(Source data)
****
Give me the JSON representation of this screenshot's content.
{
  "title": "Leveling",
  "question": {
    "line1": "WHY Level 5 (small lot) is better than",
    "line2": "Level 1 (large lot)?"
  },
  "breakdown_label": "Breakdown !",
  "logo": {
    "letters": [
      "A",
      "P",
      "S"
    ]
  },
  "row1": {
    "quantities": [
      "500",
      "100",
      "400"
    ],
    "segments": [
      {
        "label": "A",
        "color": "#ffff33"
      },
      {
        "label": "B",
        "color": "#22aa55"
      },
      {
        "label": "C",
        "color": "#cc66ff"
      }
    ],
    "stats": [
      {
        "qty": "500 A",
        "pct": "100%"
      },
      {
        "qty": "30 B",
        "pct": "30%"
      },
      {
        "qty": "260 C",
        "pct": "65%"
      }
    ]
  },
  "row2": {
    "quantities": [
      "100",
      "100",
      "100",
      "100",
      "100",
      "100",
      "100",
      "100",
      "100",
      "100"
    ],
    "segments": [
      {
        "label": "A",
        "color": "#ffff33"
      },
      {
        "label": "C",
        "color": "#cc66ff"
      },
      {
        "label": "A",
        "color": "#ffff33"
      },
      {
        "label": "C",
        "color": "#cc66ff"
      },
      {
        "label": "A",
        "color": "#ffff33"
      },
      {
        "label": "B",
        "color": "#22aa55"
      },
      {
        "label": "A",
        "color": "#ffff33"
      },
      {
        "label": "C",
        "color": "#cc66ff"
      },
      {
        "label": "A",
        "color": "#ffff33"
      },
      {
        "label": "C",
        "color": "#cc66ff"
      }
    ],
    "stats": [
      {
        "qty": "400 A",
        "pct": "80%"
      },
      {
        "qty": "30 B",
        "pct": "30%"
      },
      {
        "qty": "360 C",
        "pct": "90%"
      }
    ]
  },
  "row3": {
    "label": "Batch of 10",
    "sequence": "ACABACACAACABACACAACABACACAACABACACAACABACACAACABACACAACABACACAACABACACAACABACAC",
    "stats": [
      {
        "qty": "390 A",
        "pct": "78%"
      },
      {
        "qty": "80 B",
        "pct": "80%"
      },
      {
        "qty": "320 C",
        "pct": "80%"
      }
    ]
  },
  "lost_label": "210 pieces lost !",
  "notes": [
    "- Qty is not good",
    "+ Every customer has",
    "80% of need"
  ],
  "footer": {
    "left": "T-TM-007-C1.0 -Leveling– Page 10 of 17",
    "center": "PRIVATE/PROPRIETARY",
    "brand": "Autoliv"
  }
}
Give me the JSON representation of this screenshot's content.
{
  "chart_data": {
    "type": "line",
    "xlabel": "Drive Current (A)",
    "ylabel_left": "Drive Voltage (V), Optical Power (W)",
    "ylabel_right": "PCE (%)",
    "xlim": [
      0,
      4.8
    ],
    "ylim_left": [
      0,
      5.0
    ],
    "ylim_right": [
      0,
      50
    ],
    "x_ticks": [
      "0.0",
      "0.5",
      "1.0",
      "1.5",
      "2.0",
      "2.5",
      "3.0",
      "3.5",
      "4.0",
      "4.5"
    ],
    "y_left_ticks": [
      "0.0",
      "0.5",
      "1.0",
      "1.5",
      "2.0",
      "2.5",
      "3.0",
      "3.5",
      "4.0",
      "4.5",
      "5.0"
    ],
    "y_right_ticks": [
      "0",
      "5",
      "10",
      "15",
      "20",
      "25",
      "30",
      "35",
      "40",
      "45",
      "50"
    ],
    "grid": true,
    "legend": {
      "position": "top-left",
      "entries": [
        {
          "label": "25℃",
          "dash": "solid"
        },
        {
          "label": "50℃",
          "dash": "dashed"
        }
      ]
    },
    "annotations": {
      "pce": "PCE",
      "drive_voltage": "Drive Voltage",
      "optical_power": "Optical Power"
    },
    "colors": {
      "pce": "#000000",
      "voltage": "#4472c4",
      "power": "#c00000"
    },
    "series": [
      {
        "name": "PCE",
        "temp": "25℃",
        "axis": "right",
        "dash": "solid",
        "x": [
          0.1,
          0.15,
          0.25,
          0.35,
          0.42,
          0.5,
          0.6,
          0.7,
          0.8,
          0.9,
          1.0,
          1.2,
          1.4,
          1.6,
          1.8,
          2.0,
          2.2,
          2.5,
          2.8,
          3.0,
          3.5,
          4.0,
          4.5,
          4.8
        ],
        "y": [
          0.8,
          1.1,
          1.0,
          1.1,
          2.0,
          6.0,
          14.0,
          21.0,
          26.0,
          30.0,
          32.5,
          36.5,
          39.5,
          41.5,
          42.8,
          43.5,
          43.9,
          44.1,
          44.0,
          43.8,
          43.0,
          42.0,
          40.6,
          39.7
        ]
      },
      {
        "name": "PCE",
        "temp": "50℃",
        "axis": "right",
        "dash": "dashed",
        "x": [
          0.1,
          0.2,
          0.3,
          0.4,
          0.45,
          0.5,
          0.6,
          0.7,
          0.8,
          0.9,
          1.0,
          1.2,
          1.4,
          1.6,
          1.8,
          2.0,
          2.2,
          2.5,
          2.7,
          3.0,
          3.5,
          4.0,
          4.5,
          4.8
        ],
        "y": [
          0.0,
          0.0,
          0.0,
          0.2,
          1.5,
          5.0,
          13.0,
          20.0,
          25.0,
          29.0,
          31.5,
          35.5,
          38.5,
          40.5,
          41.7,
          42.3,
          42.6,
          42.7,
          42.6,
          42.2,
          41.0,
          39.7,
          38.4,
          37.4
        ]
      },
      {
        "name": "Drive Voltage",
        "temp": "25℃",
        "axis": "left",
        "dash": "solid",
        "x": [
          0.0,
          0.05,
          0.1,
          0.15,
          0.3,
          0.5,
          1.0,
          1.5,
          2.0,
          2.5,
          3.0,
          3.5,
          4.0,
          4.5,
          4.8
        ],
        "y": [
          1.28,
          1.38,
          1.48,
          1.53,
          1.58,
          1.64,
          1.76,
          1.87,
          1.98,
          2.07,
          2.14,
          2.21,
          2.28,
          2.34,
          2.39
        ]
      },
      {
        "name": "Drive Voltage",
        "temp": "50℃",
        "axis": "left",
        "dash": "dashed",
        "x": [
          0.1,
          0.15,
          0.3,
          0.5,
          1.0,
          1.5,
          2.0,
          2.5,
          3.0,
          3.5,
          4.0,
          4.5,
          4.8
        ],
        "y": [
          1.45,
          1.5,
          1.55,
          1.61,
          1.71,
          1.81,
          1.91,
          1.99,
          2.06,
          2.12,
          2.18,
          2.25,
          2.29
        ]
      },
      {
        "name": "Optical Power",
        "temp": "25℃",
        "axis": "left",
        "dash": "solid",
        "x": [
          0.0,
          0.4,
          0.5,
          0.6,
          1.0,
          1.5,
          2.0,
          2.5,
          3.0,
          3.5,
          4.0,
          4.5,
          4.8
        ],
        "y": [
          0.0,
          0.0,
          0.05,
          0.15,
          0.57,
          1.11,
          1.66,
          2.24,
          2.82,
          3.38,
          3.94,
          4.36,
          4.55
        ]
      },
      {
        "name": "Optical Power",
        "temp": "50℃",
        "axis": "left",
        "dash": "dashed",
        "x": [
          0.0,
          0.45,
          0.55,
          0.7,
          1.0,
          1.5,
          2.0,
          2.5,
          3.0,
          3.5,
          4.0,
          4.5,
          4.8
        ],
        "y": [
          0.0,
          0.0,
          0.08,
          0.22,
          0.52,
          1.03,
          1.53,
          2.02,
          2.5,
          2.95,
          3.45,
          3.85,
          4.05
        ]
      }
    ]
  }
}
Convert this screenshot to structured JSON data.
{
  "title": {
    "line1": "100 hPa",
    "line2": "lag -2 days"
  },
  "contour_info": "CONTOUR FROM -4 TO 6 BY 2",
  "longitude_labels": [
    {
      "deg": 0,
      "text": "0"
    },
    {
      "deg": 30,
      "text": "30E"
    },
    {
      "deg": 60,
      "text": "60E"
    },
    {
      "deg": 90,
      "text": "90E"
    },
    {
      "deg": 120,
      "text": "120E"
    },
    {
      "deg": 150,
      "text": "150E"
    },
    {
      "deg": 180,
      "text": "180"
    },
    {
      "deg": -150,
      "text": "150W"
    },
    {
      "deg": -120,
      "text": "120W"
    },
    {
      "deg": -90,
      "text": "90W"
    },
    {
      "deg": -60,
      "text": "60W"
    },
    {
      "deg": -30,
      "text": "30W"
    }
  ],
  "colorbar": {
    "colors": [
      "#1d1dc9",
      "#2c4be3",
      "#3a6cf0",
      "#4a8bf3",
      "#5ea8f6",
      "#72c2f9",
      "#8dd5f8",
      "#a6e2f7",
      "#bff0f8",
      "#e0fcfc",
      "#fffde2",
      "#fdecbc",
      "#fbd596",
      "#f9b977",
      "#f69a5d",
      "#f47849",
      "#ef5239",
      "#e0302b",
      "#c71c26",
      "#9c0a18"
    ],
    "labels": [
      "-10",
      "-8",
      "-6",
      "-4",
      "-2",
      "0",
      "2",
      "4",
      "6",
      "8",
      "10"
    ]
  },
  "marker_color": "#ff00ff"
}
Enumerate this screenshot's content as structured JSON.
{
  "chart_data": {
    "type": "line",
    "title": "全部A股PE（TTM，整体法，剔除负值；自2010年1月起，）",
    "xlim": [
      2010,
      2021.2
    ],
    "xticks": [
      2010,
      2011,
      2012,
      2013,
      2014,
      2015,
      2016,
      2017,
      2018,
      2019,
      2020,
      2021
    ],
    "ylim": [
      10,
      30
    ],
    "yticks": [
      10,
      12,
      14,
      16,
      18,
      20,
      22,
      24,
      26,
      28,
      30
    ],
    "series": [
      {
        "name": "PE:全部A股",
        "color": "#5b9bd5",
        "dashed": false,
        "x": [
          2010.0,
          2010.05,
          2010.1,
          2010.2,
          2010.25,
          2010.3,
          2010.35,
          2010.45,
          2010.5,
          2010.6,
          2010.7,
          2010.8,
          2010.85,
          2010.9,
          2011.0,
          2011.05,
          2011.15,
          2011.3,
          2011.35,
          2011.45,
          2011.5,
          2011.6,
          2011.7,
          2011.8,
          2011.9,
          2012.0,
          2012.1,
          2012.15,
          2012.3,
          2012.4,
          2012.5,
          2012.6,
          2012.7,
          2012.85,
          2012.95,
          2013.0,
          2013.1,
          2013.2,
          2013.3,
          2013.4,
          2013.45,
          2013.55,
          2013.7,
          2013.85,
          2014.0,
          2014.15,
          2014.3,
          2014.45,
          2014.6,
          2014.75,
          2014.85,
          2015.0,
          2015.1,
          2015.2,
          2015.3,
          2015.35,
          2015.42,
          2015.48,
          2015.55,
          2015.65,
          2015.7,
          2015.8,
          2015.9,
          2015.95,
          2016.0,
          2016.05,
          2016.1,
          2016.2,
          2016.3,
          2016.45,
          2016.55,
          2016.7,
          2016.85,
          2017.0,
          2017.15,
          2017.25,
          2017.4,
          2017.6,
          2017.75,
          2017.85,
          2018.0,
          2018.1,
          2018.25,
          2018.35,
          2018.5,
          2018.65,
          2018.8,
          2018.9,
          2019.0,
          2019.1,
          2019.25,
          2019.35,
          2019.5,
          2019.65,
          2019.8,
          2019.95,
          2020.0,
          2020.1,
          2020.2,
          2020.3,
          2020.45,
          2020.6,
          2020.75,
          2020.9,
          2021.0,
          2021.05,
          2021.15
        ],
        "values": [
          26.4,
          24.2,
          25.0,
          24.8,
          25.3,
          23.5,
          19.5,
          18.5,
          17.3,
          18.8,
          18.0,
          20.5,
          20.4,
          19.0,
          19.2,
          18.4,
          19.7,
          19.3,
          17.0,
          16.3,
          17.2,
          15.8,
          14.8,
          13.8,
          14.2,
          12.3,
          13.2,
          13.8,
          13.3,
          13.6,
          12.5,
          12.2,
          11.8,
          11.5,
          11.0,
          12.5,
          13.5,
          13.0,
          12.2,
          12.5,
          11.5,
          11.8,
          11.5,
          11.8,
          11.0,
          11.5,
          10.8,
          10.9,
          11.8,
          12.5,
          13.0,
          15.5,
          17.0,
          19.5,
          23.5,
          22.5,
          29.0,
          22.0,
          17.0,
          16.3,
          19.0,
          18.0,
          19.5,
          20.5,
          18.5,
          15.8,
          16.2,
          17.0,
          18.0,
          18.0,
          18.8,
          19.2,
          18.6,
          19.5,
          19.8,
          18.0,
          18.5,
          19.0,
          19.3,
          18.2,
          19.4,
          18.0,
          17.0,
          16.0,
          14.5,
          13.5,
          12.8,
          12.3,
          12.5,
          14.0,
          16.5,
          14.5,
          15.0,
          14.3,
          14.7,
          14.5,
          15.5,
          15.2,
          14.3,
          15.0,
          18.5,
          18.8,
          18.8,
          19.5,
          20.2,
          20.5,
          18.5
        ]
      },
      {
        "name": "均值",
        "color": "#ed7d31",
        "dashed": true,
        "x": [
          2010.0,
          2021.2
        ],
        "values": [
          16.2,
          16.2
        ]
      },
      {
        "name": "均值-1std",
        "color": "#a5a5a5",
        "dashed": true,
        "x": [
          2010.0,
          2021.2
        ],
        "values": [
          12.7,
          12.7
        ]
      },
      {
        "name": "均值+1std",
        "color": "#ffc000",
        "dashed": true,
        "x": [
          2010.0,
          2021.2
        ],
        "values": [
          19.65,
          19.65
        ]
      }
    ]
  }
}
****
→ **GIVEN PROBLEM**:
Go through the lines above. Select every one that has the string "screenshot".

→ **RESULT BELOW**:
Give me the JSON representation of this screenshot's content.
Give me the JSON representation of this screenshot's content.
Convert this screenshot to structured JSON data.
Enumerate this screenshot's content as structured JSON.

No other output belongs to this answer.